Hace tiempo que caí en la cuenta de que en todas partes faltan tonos de gris. Y cuando digo “en todas partes” me refiero solamente a algunas partes, por supuesto. Es como cuando alguien dice “todo el mundo” y en realidad quiere decir “muchas personas”.
Es una pena, porque a mí me encantan los tonos de gris.
Durante la educación primaria y secundaria aprendí que la duda, la pregunta y la capacidad de cuestionar eran herramientas fundamentales para evitar la docilidad y entrenar el pensamiento crítico. Y aún ahora, en favor de aquel aprendizaje que he decidido no olvidar, prefiero que me llamen “tibia”, “desleal” o “ignorante” antes que ceder alegremente a los encantos de un buen principio inquebrantable o de una verdad categórica —por atractiva o dulce que parezca.
No me verás presumiendo de no tener principios o de no tener ideas, claro está. Pero sí que me verás presumiendo de no tener certezas. Mis principios e ideas, como dice esa famosa canción, son “como un junco que se dobla pero siempre sigue en pie”. Se mueven con el viento, se adaptan al entorno, y en algunas ocasiones, se pierden para siempre. Pero no me importa. Entre otras cosas porque, sabiendo lo poco que sé sobre la condición humana, es muy probable que esas ideas y esos principios fueran lo suficientemente burdos como para no haberlos tomado en serio en primer lugar.
Soy consciente de lo mal que suena decir todo esto. Y es que, de hecho, es imposible ignorar un paisaje donde las posturas variables y flexibles (y no hablo ya de posturas políticas, sino de posturas referidas a cualquier epígrafe sobre el que un individuo pueda tener posturas) quedan sepultadas bajo lo que parece una necesidad patológica de lanzar alegatos rotundos y sólidos tras los que atrincherarse constantemente. Si no lo haces, entonces es porque eres un hipócrita o un falso. Y si no sabes hacerlo, un ignorante o un insustancial.

·····

Por hacer:
a: Indica si cada afirmación concuerda con el texto sobre los tonos de gris y cita las palabras del texto que lo deciden: (i) a quien escribe le encantan los tonos de gris; (ii) quien escribe presume de no tener principios; (iii) el valor de la duda se aprendió en la universidad.
b: Copia literalmente el fragmento del texto sobre los tonos de gris que arranca en las palabras "Hace tiempo que" y acaba tras "los tonos de gris.".

(Registros de cajas de elementos)
·····

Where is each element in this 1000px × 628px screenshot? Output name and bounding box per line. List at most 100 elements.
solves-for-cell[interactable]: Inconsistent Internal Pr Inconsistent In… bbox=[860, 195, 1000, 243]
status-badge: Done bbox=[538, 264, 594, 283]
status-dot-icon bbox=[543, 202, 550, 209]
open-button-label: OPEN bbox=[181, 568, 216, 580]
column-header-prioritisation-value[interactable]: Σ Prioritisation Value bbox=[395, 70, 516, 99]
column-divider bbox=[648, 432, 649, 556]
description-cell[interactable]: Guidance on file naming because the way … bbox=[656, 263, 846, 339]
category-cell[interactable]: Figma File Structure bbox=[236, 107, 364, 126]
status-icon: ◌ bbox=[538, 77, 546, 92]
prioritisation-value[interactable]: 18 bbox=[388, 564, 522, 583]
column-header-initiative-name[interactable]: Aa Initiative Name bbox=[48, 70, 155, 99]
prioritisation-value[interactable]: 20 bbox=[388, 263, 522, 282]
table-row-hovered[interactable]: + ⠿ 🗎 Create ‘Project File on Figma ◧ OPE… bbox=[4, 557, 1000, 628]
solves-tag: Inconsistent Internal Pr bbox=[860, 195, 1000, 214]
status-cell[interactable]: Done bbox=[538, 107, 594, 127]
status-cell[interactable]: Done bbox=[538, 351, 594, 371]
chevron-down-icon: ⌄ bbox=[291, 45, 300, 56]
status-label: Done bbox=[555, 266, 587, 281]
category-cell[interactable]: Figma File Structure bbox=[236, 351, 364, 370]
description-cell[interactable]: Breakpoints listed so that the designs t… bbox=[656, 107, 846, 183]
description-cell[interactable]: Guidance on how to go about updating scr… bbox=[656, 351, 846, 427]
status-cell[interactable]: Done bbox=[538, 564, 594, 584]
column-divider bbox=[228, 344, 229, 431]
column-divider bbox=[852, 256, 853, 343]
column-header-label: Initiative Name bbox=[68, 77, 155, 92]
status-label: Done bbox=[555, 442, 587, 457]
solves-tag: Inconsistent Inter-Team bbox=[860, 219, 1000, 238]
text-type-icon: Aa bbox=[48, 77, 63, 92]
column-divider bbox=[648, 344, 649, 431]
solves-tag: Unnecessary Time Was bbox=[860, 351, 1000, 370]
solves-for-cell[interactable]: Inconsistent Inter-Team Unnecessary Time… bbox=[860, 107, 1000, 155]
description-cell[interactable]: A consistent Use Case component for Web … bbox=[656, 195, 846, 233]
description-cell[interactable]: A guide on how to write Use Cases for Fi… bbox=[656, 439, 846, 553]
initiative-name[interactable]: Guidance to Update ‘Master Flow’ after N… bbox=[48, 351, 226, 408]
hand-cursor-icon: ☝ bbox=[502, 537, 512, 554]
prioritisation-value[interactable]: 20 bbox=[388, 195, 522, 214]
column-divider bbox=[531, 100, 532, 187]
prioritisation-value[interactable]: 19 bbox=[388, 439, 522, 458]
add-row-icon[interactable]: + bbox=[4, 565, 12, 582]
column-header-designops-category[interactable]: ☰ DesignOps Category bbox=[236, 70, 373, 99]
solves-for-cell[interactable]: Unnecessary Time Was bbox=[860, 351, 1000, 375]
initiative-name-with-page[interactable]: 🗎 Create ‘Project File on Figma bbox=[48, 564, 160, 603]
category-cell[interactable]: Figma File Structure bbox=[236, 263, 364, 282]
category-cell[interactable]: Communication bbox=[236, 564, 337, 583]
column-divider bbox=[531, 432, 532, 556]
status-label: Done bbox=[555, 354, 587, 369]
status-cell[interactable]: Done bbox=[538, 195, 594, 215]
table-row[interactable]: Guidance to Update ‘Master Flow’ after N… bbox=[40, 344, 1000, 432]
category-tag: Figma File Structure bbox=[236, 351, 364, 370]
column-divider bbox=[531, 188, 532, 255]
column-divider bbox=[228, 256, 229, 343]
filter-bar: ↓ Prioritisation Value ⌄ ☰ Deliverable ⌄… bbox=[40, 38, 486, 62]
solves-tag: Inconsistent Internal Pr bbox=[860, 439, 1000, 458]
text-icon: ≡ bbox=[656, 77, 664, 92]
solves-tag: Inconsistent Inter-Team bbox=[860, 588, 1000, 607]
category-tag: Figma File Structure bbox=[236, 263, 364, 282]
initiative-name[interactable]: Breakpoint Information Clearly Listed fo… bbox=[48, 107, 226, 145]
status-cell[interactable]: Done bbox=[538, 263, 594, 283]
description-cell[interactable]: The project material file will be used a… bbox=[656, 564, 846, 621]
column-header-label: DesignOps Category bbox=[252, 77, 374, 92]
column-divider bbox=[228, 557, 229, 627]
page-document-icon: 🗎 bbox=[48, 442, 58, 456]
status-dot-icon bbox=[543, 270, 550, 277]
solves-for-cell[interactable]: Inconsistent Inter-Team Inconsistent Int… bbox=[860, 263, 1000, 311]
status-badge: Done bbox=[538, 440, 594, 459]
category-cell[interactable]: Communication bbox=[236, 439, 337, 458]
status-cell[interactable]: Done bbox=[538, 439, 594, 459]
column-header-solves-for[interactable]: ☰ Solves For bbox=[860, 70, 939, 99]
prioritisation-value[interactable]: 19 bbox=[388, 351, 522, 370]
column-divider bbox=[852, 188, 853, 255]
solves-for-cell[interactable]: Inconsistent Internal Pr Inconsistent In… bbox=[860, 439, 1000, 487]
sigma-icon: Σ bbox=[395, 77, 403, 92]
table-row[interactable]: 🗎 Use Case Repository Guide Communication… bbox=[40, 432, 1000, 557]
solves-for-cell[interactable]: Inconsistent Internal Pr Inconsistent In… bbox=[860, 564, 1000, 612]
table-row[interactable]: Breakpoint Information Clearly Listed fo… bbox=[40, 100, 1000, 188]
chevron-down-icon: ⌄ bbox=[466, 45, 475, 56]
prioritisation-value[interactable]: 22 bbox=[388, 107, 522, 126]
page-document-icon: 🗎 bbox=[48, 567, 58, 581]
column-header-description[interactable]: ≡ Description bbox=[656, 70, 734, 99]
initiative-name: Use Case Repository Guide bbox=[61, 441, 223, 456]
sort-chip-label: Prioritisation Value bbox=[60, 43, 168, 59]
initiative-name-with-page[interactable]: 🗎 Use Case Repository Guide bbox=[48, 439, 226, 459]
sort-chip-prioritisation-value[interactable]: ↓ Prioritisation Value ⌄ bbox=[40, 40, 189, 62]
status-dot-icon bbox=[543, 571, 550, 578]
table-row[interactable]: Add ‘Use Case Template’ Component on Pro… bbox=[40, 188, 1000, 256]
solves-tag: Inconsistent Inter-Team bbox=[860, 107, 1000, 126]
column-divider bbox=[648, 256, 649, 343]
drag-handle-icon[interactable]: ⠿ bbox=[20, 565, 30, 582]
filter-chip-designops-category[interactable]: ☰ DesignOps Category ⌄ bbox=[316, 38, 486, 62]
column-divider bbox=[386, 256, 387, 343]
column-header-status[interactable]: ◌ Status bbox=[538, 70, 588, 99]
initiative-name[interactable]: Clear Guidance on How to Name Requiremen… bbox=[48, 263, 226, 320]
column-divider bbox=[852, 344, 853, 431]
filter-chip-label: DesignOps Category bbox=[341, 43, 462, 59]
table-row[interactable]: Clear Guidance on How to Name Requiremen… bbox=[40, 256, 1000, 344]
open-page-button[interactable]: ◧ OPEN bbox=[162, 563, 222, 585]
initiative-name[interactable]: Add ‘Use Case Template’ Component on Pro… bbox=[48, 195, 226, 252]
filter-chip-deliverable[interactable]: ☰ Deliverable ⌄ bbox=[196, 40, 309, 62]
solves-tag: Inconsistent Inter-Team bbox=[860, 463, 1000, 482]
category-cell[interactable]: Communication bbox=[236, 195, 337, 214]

·····

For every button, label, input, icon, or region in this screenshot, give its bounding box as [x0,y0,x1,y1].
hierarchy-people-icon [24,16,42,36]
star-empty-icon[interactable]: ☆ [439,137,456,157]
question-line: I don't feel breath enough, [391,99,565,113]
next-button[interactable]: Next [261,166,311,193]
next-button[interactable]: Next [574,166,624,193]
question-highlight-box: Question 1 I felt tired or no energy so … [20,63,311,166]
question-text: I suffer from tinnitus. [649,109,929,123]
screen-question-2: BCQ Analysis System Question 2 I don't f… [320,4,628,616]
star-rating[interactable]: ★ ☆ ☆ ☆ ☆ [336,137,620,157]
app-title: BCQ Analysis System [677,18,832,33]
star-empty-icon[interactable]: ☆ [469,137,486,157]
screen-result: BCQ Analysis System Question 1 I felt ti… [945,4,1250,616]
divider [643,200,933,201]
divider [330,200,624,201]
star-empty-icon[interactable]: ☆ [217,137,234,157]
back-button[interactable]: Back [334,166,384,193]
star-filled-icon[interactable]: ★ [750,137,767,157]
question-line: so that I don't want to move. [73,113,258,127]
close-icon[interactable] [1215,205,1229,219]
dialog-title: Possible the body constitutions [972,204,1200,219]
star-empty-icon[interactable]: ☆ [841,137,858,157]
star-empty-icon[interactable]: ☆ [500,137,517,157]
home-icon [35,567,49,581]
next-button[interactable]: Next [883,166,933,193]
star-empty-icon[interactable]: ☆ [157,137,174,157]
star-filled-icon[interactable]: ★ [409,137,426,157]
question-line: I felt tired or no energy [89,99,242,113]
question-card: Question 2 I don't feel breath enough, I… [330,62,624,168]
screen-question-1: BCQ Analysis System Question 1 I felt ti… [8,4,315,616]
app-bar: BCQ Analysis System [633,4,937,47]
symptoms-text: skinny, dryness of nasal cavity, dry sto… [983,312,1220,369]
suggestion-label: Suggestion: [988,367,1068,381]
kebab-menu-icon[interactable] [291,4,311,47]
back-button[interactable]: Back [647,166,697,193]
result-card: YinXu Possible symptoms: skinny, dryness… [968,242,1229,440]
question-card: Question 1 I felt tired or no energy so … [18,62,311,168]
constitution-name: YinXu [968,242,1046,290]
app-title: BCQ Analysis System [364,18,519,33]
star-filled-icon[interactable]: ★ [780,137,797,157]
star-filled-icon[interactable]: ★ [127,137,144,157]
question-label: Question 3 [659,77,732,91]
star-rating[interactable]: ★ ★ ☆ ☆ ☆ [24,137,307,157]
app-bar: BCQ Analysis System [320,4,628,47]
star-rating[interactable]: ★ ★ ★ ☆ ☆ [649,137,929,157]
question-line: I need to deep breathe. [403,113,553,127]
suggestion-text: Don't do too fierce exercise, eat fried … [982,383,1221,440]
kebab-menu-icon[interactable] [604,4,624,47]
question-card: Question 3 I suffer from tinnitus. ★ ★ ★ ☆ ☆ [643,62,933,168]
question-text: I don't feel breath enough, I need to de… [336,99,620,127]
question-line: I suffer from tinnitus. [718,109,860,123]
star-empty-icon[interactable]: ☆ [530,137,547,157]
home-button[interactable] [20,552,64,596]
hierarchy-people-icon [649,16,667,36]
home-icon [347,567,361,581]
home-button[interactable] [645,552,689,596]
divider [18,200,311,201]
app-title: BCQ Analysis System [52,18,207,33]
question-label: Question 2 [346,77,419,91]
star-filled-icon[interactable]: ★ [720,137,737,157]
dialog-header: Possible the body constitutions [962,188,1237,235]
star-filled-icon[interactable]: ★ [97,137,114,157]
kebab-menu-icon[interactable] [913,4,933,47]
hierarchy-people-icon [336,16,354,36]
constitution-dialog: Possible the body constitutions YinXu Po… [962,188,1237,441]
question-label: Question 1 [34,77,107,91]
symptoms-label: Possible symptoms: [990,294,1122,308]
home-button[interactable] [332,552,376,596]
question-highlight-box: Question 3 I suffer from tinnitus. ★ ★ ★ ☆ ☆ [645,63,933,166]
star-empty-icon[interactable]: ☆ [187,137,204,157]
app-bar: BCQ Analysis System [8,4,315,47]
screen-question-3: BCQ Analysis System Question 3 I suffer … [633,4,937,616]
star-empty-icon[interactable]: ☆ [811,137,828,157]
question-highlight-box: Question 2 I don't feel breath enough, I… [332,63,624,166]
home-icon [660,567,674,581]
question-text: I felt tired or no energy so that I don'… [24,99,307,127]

·····

Soluciones completas:
a:
(i) Sí: "Es una pena, porque a mí me encantan los tonos de gris."
(ii) No: "No me verás presumiendo de no tener principios o de no tener ideas, claro está."
(iii) No: "Durante la educación primaria y secundaria aprendí que la duda, la pregunta y la capacidad de cuestionar eran herramientas fundamentales"

b:
Hace tiempo que caí en la cuenta de que en todas partes faltan tonos de gris. Y cuando digo “en todas partes” me refiero solamente a algunas partes, por supuesto. Es como cuando alguien dice “todo el mundo” y en realidad quiere decir “muchas personas”.
Es una pena, porque a mí me encantan los tonos de gris.